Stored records
■ ■ ■ ■ ■ ■ ■

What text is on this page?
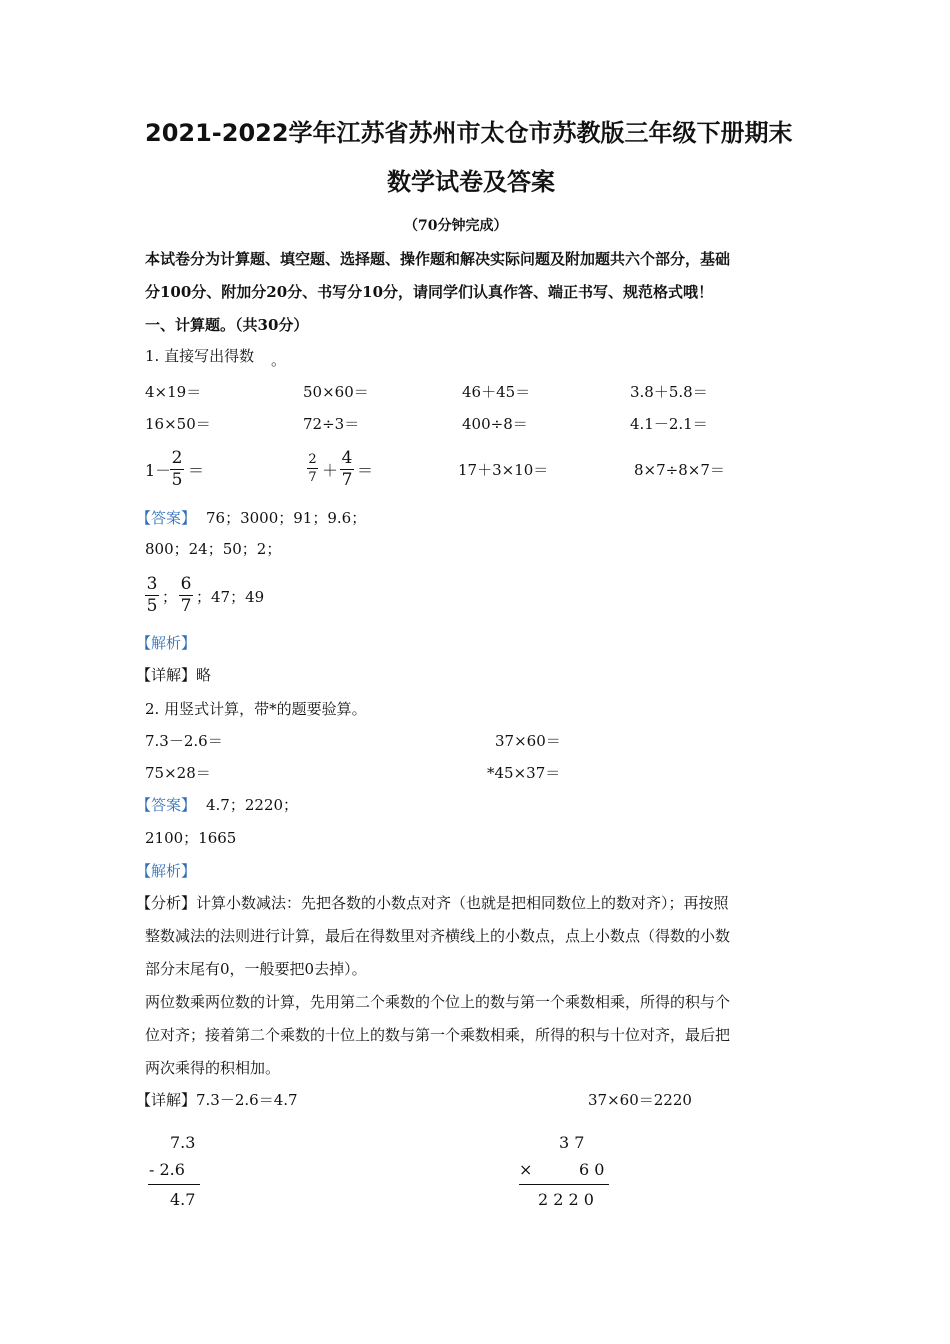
2021-2022学年江苏省苏州市太仓市苏教版三年级下册期末
数学试卷及答案
（70分钟完成）
本试卷分为计算题、填空题、选择题、操作题和解决实际问题及附加题共六个部分，基础
分100分、附加分20分、书写分10分，请同学们认真作答、端正书写、规范格式哦！
一、计算题。（共30分）
1. 直接写出得数 。
4×19＝	50×60＝	46＋45＝	3.8＋5.8＝
16×50＝	72÷3＝	400÷8＝	4.1－2.1＝
1－
2
5 ＝
2
7 ＋
4
7 ＝	17＋3×10＝	8×7÷8×7＝
【答案】 76；3000；91；9.6；
800；24；50；2；
3
5 ；
6
7 ；47；49
【解析】
【详解】略
2. 用竖式计算，带*的题要验算。
7.3－2.6＝	37×60＝
75×28＝	*45×37＝
【答案】 4.7；2220；
2100；1665
【解析】
【分析】计算小数减法：先把各数的小数点对齐（也就是把相同数位上的数对齐）；再按照
整数减法的法则进行计算，最后在得数里对齐横线上的小数点，点上小数点（得数的小数
部分末尾有0，一般要把0去掉）。
两位数乘两位数的计算，先用第二个乘数的个位上的数与第一个乘数相乘，所得的积与个
位对齐；接着第二个乘数的十位上的数与第一个乘数相乘，所得的积与十位对齐，最后把
两次乘得的积相加。
【详解】7.3－2.6＝4.7	37×60＝2220
7.3
- 2.6
4.7
3 7
×	6 0
2 2 2 0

■ ■ ■ ■ ■ ■ ■

Repeat the data exactly, without the pictures.

Answer
What text is on this page?
2021-2022学年江苏省苏州市太仓市苏教版三年级下册期末
数学试卷及答案
（70分钟完成）
本试卷分为计算题、填空题、选择题、操作题和解决实际问题及附加题共六个部分，基础
分100分、附加分20分、书写分10分，请同学们认真作答、端正书写、规范格式哦！
一、计算题。（共30分）
1. 直接写出得数 。
4×19＝	50×60＝	46＋45＝	3.8＋5.8＝
16×50＝	72÷3＝	400÷8＝	4.1－2.1＝
1－
2
5 ＝
2
7 ＋
4
7 ＝	17＋3×10＝	8×7÷8×7＝
【答案】 76；3000；91；9.6；
800；24；50；2；
3
5 ；
6
7 ；47；49
【解析】
【详解】略
2. 用竖式计算，带*的题要验算。
7.3－2.6＝	37×60＝
75×28＝	*45×37＝
【答案】 4.7；2220；
2100；1665
【解析】
【分析】计算小数减法：先把各数的小数点对齐（也就是把相同数位上的数对齐）；再按照
整数减法的法则进行计算，最后在得数里对齐横线上的小数点，点上小数点（得数的小数
部分末尾有0，一般要把0去掉）。
两位数乘两位数的计算，先用第二个乘数的个位上的数与第一个乘数相乘，所得的积与个
位对齐；接着第二个乘数的十位上的数与第一个乘数相乘，所得的积与十位对齐，最后把
两次乘得的积相加。
【详解】7.3－2.6＝4.7	37×60＝2220
7.3
- 2.6
4.7
3 7
×	6 0
2 2 2 0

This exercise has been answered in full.